• Exercise details:
Give an exact copy of every line, leaving images out.

[Recorded data]
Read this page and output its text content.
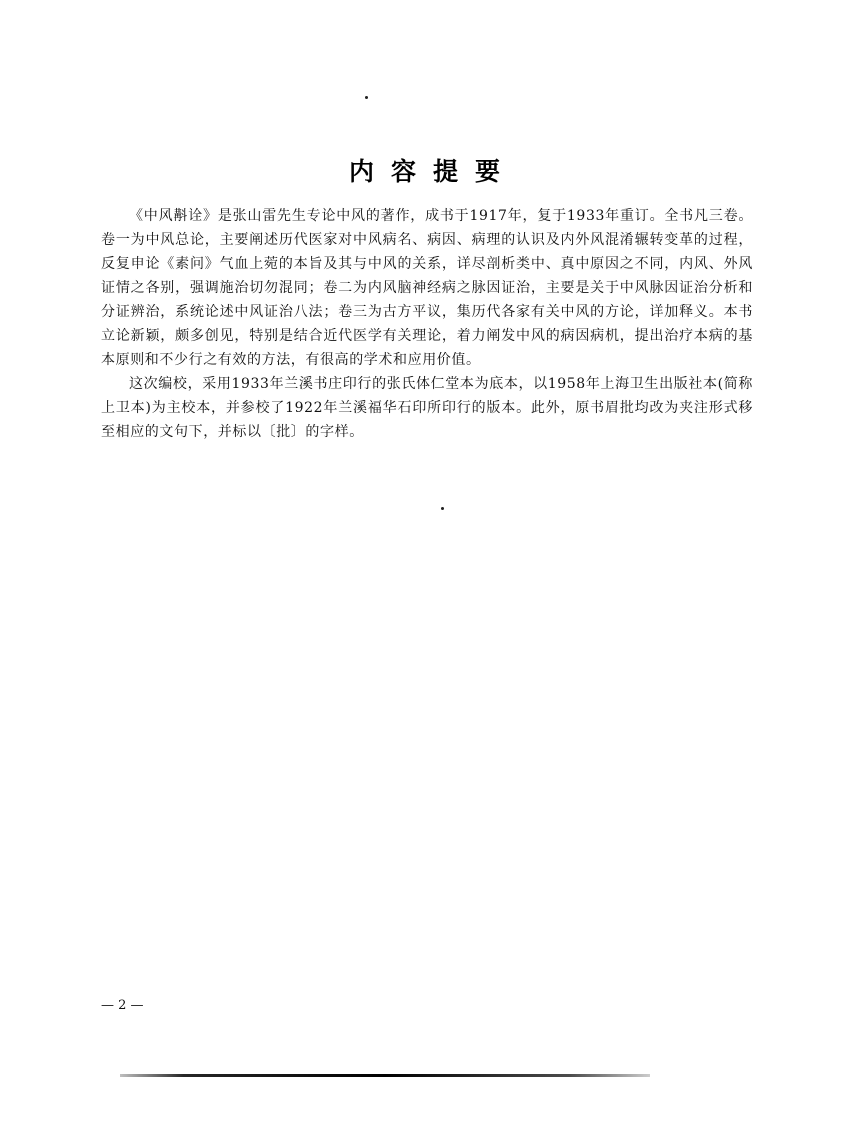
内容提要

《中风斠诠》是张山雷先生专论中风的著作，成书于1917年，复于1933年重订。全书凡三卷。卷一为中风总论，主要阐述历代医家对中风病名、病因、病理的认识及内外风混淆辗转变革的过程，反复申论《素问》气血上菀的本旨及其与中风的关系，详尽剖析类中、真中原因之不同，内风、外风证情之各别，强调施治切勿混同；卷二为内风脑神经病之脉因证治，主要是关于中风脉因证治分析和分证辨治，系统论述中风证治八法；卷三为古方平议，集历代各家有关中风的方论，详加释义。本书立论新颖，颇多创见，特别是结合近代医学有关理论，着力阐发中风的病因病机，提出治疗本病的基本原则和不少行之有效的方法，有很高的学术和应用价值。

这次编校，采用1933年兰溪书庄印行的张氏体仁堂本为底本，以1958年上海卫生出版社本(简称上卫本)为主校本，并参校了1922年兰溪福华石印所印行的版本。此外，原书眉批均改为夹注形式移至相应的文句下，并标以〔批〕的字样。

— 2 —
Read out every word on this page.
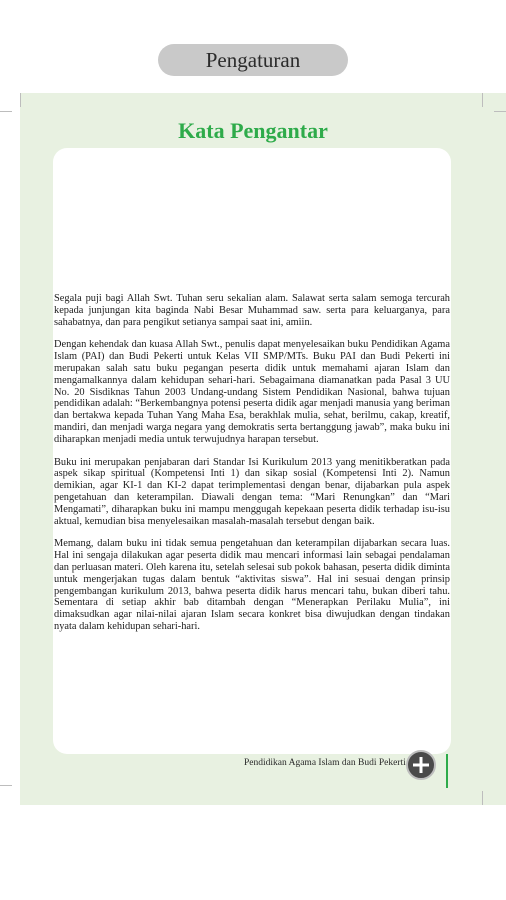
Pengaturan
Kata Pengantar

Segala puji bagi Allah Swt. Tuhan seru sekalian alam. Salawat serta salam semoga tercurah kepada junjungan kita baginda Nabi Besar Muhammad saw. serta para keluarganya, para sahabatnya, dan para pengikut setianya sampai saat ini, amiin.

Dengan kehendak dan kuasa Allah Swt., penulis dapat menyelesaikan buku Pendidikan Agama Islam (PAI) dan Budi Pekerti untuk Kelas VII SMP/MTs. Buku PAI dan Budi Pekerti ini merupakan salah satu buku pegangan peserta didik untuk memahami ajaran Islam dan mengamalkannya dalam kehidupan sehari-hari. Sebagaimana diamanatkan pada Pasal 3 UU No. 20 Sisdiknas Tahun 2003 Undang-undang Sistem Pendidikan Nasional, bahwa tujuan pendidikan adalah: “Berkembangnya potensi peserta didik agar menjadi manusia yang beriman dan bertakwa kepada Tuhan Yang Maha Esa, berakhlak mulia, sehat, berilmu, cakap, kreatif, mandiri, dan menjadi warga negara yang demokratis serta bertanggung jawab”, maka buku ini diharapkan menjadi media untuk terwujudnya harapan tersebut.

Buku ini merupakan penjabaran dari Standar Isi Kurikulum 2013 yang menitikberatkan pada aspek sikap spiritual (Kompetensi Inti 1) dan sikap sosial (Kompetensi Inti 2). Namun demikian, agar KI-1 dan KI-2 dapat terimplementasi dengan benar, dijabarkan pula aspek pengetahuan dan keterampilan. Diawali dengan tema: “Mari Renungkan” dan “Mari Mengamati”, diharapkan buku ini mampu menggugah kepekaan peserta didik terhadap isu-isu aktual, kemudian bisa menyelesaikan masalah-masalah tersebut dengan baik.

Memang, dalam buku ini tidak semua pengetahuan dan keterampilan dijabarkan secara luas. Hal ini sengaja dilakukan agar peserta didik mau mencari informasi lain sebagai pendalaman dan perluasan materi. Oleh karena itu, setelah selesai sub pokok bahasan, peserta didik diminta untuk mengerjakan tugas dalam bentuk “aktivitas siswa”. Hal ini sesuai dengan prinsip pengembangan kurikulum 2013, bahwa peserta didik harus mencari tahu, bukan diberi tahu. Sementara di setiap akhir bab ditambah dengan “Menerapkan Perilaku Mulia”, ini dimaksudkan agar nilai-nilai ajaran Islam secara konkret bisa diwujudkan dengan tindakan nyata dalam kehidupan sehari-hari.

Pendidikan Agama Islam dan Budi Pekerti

• Result of the exercise:
Read this page and output its text content.
内容提要

《中风斠诠》是张山雷先生专论中风的著作，成书于1917年，复于1933年重订。全书凡三卷。卷一为中风总论，主要阐述历代医家对中风病名、病因、病理的认识及内外风混淆辗转变革的过程，反复申论《素问》气血上菀的本旨及其与中风的关系，详尽剖析类中、真中原因之不同，内风、外风证情之各别，强调施治切勿混同；卷二为内风脑神经病之脉因证治，主要是关于中风脉因证治分析和分证辨治，系统论述中风证治八法；卷三为古方平议，集历代各家有关中风的方论，详加释义。本书立论新颖，颇多创见，特别是结合近代医学有关理论，着力阐发中风的病因病机，提出治疗本病的基本原则和不少行之有效的方法，有很高的学术和应用价值。

这次编校，采用1933年兰溪书庄印行的张氏体仁堂本为底本，以1958年上海卫生出版社本(简称上卫本)为主校本，并参校了1922年兰溪福华石印所印行的版本。此外，原书眉批均改为夹注形式移至相应的文句下，并标以〔批〕的字样。

— 2 —
Read out every word on this page.
Pengaturan
Kata Pengantar

Segala puji bagi Allah Swt. Tuhan seru sekalian alam. Salawat serta salam semoga tercurah kepada junjungan kita baginda Nabi Besar Muhammad saw. serta para keluarganya, para sahabatnya, dan para pengikut setianya sampai saat ini, amiin.

Dengan kehendak dan kuasa Allah Swt., penulis dapat menyelesaikan buku Pendidikan Agama Islam (PAI) dan Budi Pekerti untuk Kelas VII SMP/MTs. Buku PAI dan Budi Pekerti ini merupakan salah satu buku pegangan peserta didik untuk memahami ajaran Islam dan mengamalkannya dalam kehidupan sehari-hari. Sebagaimana diamanatkan pada Pasal 3 UU No. 20 Sisdiknas Tahun 2003 Undang-undang Sistem Pendidikan Nasional, bahwa tujuan pendidikan adalah: “Berkembangnya potensi peserta didik agar menjadi manusia yang beriman dan bertakwa kepada Tuhan Yang Maha Esa, berakhlak mulia, sehat, berilmu, cakap, kreatif, mandiri, dan menjadi warga negara yang demokratis serta bertanggung jawab”, maka buku ini diharapkan menjadi media untuk terwujudnya harapan tersebut.

Buku ini merupakan penjabaran dari Standar Isi Kurikulum 2013 yang menitikberatkan pada aspek sikap spiritual (Kompetensi Inti 1) dan sikap sosial (Kompetensi Inti 2). Namun demikian, agar KI-1 dan KI-2 dapat terimplementasi dengan benar, dijabarkan pula aspek pengetahuan dan keterampilan. Diawali dengan tema: “Mari Renungkan” dan “Mari Mengamati”, diharapkan buku ini mampu menggugah kepekaan peserta didik terhadap isu-isu aktual, kemudian bisa menyelesaikan masalah-masalah tersebut dengan baik.

Memang, dalam buku ini tidak semua pengetahuan dan keterampilan dijabarkan secara luas. Hal ini sengaja dilakukan agar peserta didik mau mencari informasi lain sebagai pendalaman dan perluasan materi. Oleh karena itu, setelah selesai sub pokok bahasan, peserta didik diminta untuk mengerjakan tugas dalam bentuk “aktivitas siswa”. Hal ini sesuai dengan prinsip pengembangan kurikulum 2013, bahwa peserta didik harus mencari tahu, bukan diberi tahu. Sementara di setiap akhir bab ditambah dengan “Menerapkan Perilaku Mulia”, ini dimaksudkan agar nilai-nilai ajaran Islam secara konkret bisa diwujudkan dengan tindakan nyata dalam kehidupan sehari-hari.

Pendidikan Agama Islam dan Budi Pekerti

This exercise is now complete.